Records:
----------------------------------------
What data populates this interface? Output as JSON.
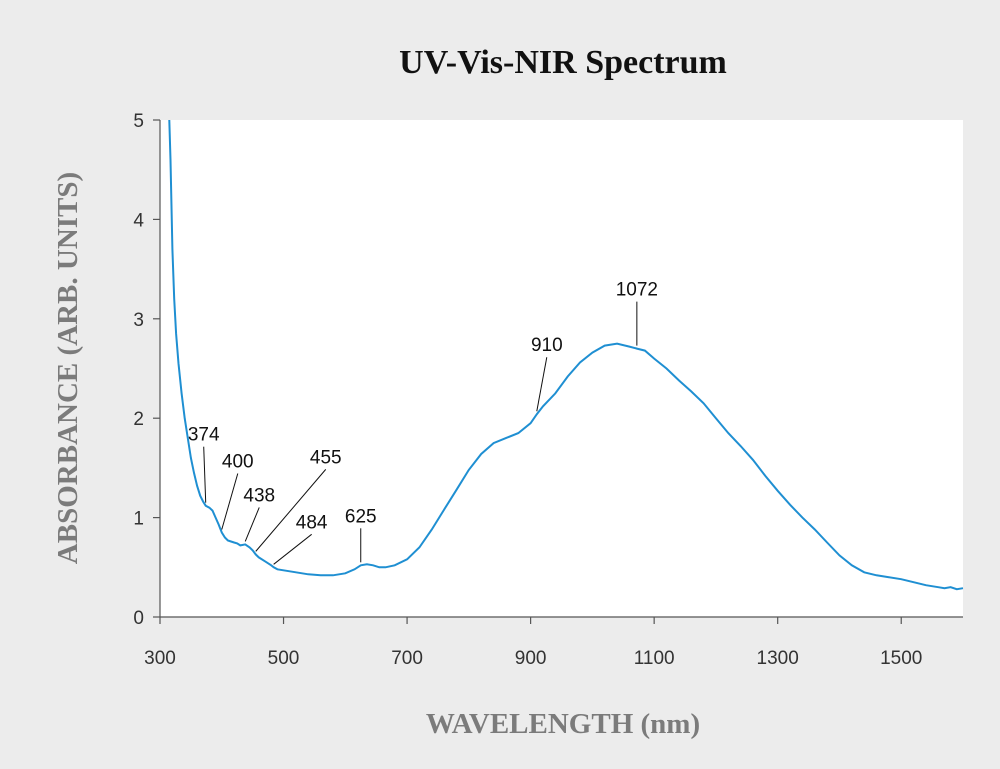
{
  "chart_data": {
    "type": "line",
    "title": "UV-Vis-NIR Spectrum",
    "xlabel": "WAVELENGTH (nm)",
    "ylabel": "ABSORBANCE (ARB. UNITS)",
    "xlim": [
      300,
      1600
    ],
    "ylim": [
      0,
      5
    ],
    "xticks": [
      300,
      500,
      700,
      900,
      1100,
      1300,
      1500
    ],
    "yticks": [
      0,
      1,
      2,
      3,
      4,
      5
    ],
    "grid": false,
    "line_color": "#1f8fd2",
    "series": [
      {
        "x": [
          315,
          317,
          320,
          323,
          326,
          330,
          335,
          340,
          345,
          350,
          355,
          360,
          365,
          370,
          374,
          380,
          385,
          390,
          395,
          400,
          405,
          410,
          415,
          420,
          425,
          430,
          438,
          445,
          450,
          455,
          460,
          470,
          480,
          484,
          490,
          500,
          520,
          540,
          560,
          580,
          600,
          615,
          625,
          635,
          645,
          655,
          665,
          680,
          700,
          720,
          740,
          760,
          780,
          800,
          820,
          840,
          860,
          880,
          900,
          910,
          920,
          940,
          960,
          980,
          1000,
          1020,
          1040,
          1060,
          1072,
          1085,
          1100,
          1120,
          1140,
          1160,
          1180,
          1200,
          1220,
          1240,
          1260,
          1280,
          1300,
          1320,
          1340,
          1360,
          1380,
          1400,
          1420,
          1440,
          1460,
          1480,
          1500,
          1520,
          1540,
          1560,
          1570,
          1580,
          1590,
          1600
        ],
        "y": [
          5.0,
          4.6,
          3.7,
          3.2,
          2.85,
          2.55,
          2.25,
          2.0,
          1.8,
          1.6,
          1.45,
          1.32,
          1.22,
          1.16,
          1.12,
          1.1,
          1.07,
          1.0,
          0.93,
          0.85,
          0.8,
          0.77,
          0.76,
          0.75,
          0.74,
          0.72,
          0.73,
          0.7,
          0.67,
          0.63,
          0.6,
          0.56,
          0.52,
          0.5,
          0.48,
          0.47,
          0.45,
          0.43,
          0.42,
          0.42,
          0.44,
          0.48,
          0.52,
          0.53,
          0.52,
          0.5,
          0.5,
          0.52,
          0.58,
          0.7,
          0.88,
          1.08,
          1.28,
          1.48,
          1.64,
          1.75,
          1.8,
          1.85,
          1.95,
          2.04,
          2.12,
          2.25,
          2.42,
          2.56,
          2.66,
          2.73,
          2.75,
          2.72,
          2.7,
          2.68,
          2.6,
          2.5,
          2.38,
          2.27,
          2.15,
          2.0,
          1.85,
          1.72,
          1.58,
          1.42,
          1.27,
          1.13,
          1.0,
          0.88,
          0.75,
          0.62,
          0.52,
          0.45,
          0.42,
          0.4,
          0.38,
          0.35,
          0.32,
          0.3,
          0.29,
          0.3,
          0.28,
          0.29
        ]
      }
    ],
    "annotations": [
      {
        "label": "374",
        "x": 374,
        "y": 1.12
      },
      {
        "label": "400",
        "x": 400,
        "y": 0.85
      },
      {
        "label": "438",
        "x": 438,
        "y": 0.73
      },
      {
        "label": "455",
        "x": 455,
        "y": 0.63
      },
      {
        "label": "484",
        "x": 484,
        "y": 0.5
      },
      {
        "label": "625",
        "x": 625,
        "y": 0.52
      },
      {
        "label": "910",
        "x": 910,
        "y": 2.04
      },
      {
        "label": "1072",
        "x": 1072,
        "y": 2.7
      }
    ]
  }
}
----------------------------------------
Transcribe each entry precisely as given, leaving the pictures out.

What data populates this interface? Output as JSON.
{
  "chart_data": {
    "type": "line",
    "title": "UV-Vis-NIR Spectrum",
    "xlabel": "WAVELENGTH (nm)",
    "ylabel": "ABSORBANCE (ARB. UNITS)",
    "xlim": [
      300,
      1600
    ],
    "ylim": [
      0,
      5
    ],
    "xticks": [
      300,
      500,
      700,
      900,
      1100,
      1300,
      1500
    ],
    "yticks": [
      0,
      1,
      2,
      3,
      4,
      5
    ],
    "grid": false,
    "line_color": "#1f8fd2",
    "series": [
      {
        "x": [
          315,
          317,
          320,
          323,
          326,
          330,
          335,
          340,
          345,
          350,
          355,
          360,
          365,
          370,
          374,
          380,
          385,
          390,
          395,
          400,
          405,
          410,
          415,
          420,
          425,
          430,
          438,
          445,
          450,
          455,
          460,
          470,
          480,
          484,
          490,
          500,
          520,
          540,
          560,
          580,
          600,
          615,
          625,
          635,
          645,
          655,
          665,
          680,
          700,
          720,
          740,
          760,
          780,
          800,
          820,
          840,
          860,
          880,
          900,
          910,
          920,
          940,
          960,
          980,
          1000,
          1020,
          1040,
          1060,
          1072,
          1085,
          1100,
          1120,
          1140,
          1160,
          1180,
          1200,
          1220,
          1240,
          1260,
          1280,
          1300,
          1320,
          1340,
          1360,
          1380,
          1400,
          1420,
          1440,
          1460,
          1480,
          1500,
          1520,
          1540,
          1560,
          1570,
          1580,
          1590,
          1600
        ],
        "y": [
          5.0,
          4.6,
          3.7,
          3.2,
          2.85,
          2.55,
          2.25,
          2.0,
          1.8,
          1.6,
          1.45,
          1.32,
          1.22,
          1.16,
          1.12,
          1.1,
          1.07,
          1.0,
          0.93,
          0.85,
          0.8,
          0.77,
          0.76,
          0.75,
          0.74,
          0.72,
          0.73,
          0.7,
          0.67,
          0.63,
          0.6,
          0.56,
          0.52,
          0.5,
          0.48,
          0.47,
          0.45,
          0.43,
          0.42,
          0.42,
          0.44,
          0.48,
          0.52,
          0.53,
          0.52,
          0.5,
          0.5,
          0.52,
          0.58,
          0.7,
          0.88,
          1.08,
          1.28,
          1.48,
          1.64,
          1.75,
          1.8,
          1.85,
          1.95,
          2.04,
          2.12,
          2.25,
          2.42,
          2.56,
          2.66,
          2.73,
          2.75,
          2.72,
          2.7,
          2.68,
          2.6,
          2.5,
          2.38,
          2.27,
          2.15,
          2.0,
          1.85,
          1.72,
          1.58,
          1.42,
          1.27,
          1.13,
          1.0,
          0.88,
          0.75,
          0.62,
          0.52,
          0.45,
          0.42,
          0.4,
          0.38,
          0.35,
          0.32,
          0.3,
          0.29,
          0.3,
          0.28,
          0.29
        ]
      }
    ],
    "annotations": [
      {
        "label": "374",
        "x": 374,
        "y": 1.12
      },
      {
        "label": "400",
        "x": 400,
        "y": 0.85
      },
      {
        "label": "438",
        "x": 438,
        "y": 0.73
      },
      {
        "label": "455",
        "x": 455,
        "y": 0.63
      },
      {
        "label": "484",
        "x": 484,
        "y": 0.5
      },
      {
        "label": "625",
        "x": 625,
        "y": 0.52
      },
      {
        "label": "910",
        "x": 910,
        "y": 2.04
      },
      {
        "label": "1072",
        "x": 1072,
        "y": 2.7
      }
    ]
  }
}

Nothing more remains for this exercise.